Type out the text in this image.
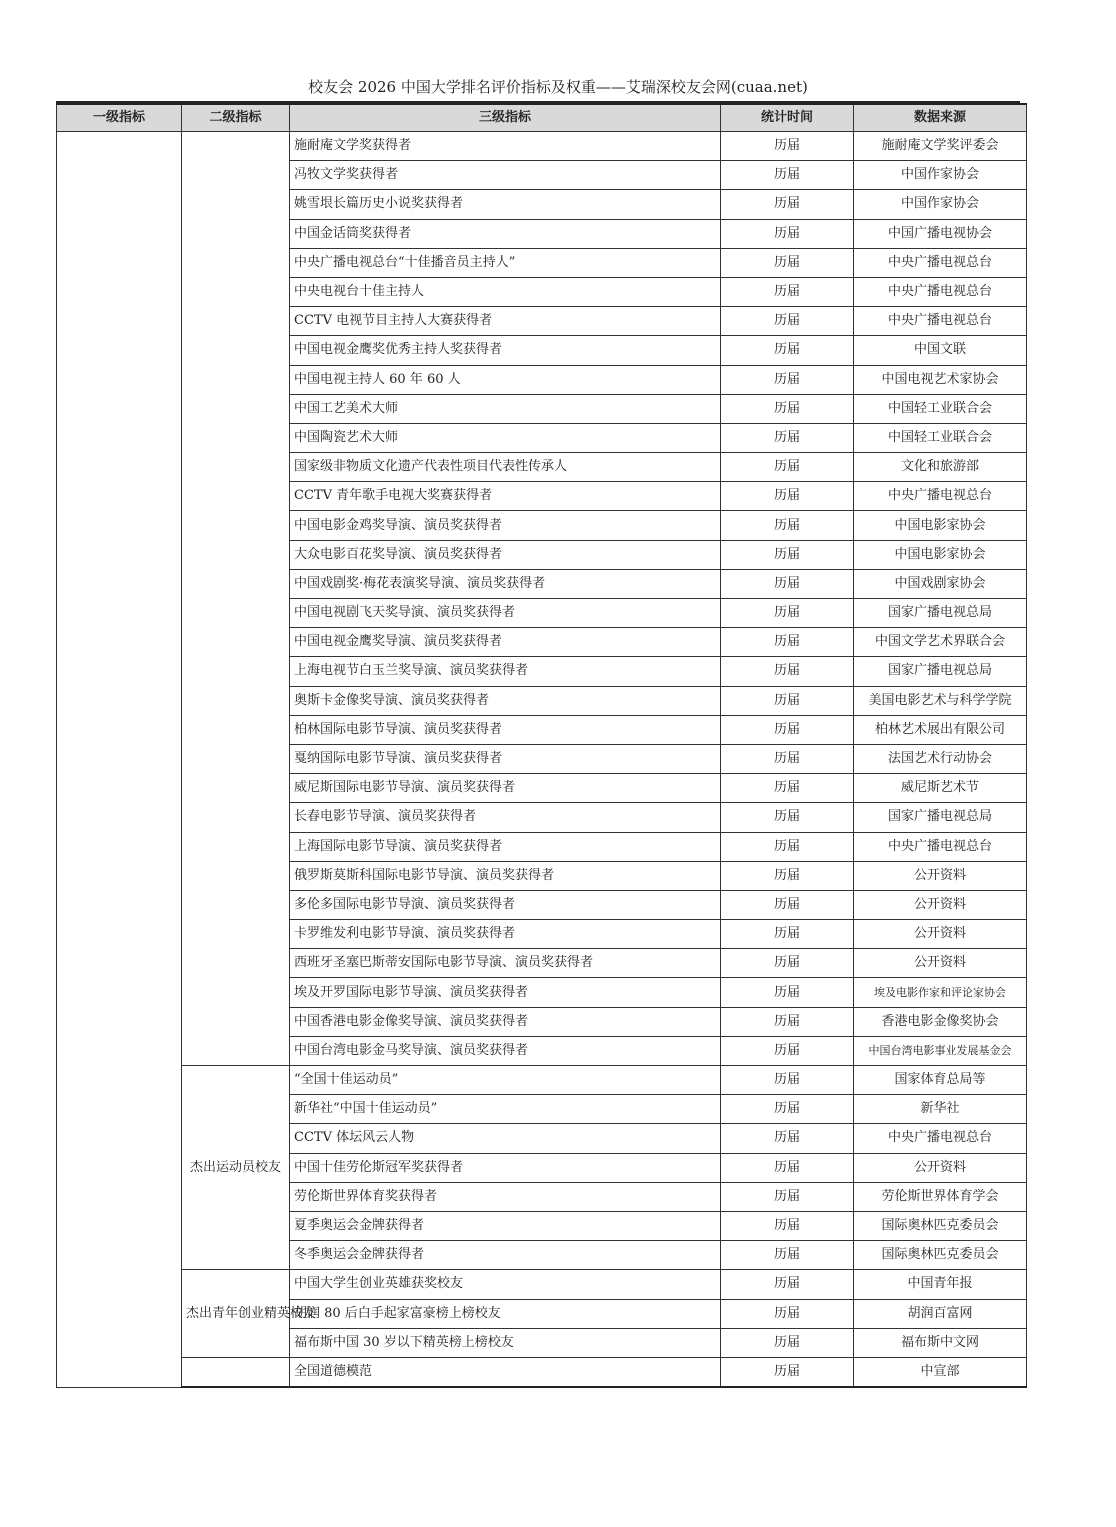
校友会 2026 中国大学排名评价指标及权重——艾瑞深校友会网(cuaa.net)
一级指标	二级指标	三级指标	统计时间	数据来源
		施耐庵文学奖获得者	历届	施耐庵文学奖评委会
		冯牧文学奖获得者	历届	中国作家协会
		姚雪垠长篇历史小说奖获得者	历届	中国作家协会
		中国金话筒奖获得者	历届	中国广播电视协会
		中央广播电视总台“十佳播音员主持人”	历届	中央广播电视总台
		中央电视台十佳主持人	历届	中央广播电视总台
		CCTV 电视节目主持人大赛获得者	历届	中央广播电视总台
		中国电视金鹰奖优秀主持人奖获得者	历届	中国文联
		中国电视主持人 60 年 60 人	历届	中国电视艺术家协会
		中国工艺美术大师	历届	中国轻工业联合会
		中国陶瓷艺术大师	历届	中国轻工业联合会
		国家级非物质文化遗产代表性项目代表性传承人	历届	文化和旅游部
		CCTV 青年歌手电视大奖赛获得者	历届	中央广播电视总台
		中国电影金鸡奖导演、演员奖获得者	历届	中国电影家协会
		大众电影百花奖导演、演员奖获得者	历届	中国电影家协会
		中国戏剧奖·梅花表演奖导演、演员奖获得者	历届	中国戏剧家协会
		中国电视剧飞天奖导演、演员奖获得者	历届	国家广播电视总局
		中国电视金鹰奖导演、演员奖获得者	历届	中国文学艺术界联合会
		上海电视节白玉兰奖导演、演员奖获得者	历届	国家广播电视总局
		奥斯卡金像奖导演、演员奖获得者	历届	美国电影艺术与科学学院
		柏林国际电影节导演、演员奖获得者	历届	柏林艺术展出有限公司
		戛纳国际电影节导演、演员奖获得者	历届	法国艺术行动协会
		威尼斯国际电影节导演、演员奖获得者	历届	威尼斯艺术节
		长春电影节导演、演员奖获得者	历届	国家广播电视总局
		上海国际电影节导演、演员奖获得者	历届	中央广播电视总台
		俄罗斯莫斯科国际电影节导演、演员奖获得者	历届	公开资料
		多伦多国际电影节导演、演员奖获得者	历届	公开资料
		卡罗维发利电影节导演、演员奖获得者	历届	公开资料
		西班牙圣塞巴斯蒂安国际电影节导演、演员奖获得者	历届	公开资料
		埃及开罗国际电影节导演、演员奖获得者	历届	埃及电影作家和评论家协会
		中国香港电影金像奖导演、演员奖获得者	历届	香港电影金像奖协会
		中国台湾电影金马奖导演、演员奖获得者	历届	中国台湾电影事业发展基金会
	杰出运动员校友	“全国十佳运动员”	历届	国家体育总局等
		新华社“中国十佳运动员”	历届	新华社
		CCTV 体坛风云人物	历届	中央广播电视总台
		中国十佳劳伦斯冠军奖获得者	历届	公开资料
		劳伦斯世界体育奖获得者	历届	劳伦斯世界体育学会
		夏季奥运会金牌获得者	历届	国际奥林匹克委员会
		冬季奥运会金牌获得者	历届	国际奥林匹克委员会
	杰出青年创业精英校友	中国大学生创业英雄获奖校友	历届	中国青年报
		胡润 80 后白手起家富豪榜上榜校友	历届	胡润百富网
		福布斯中国 30 岁以下精英榜上榜校友	历届	福布斯中文网
		全国道德模范	历届	中宣部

# # #

[Task]:
Look through the entries above. Extract each line with the word "CCTV".

[Reply to the exercise]:
		CCTV 电视节目主持人大赛获得者	历届	中央广播电视总台
		CCTV 青年歌手电视大奖赛获得者	历届	中央广播电视总台
		CCTV 体坛风云人物	历届	中央广播电视总台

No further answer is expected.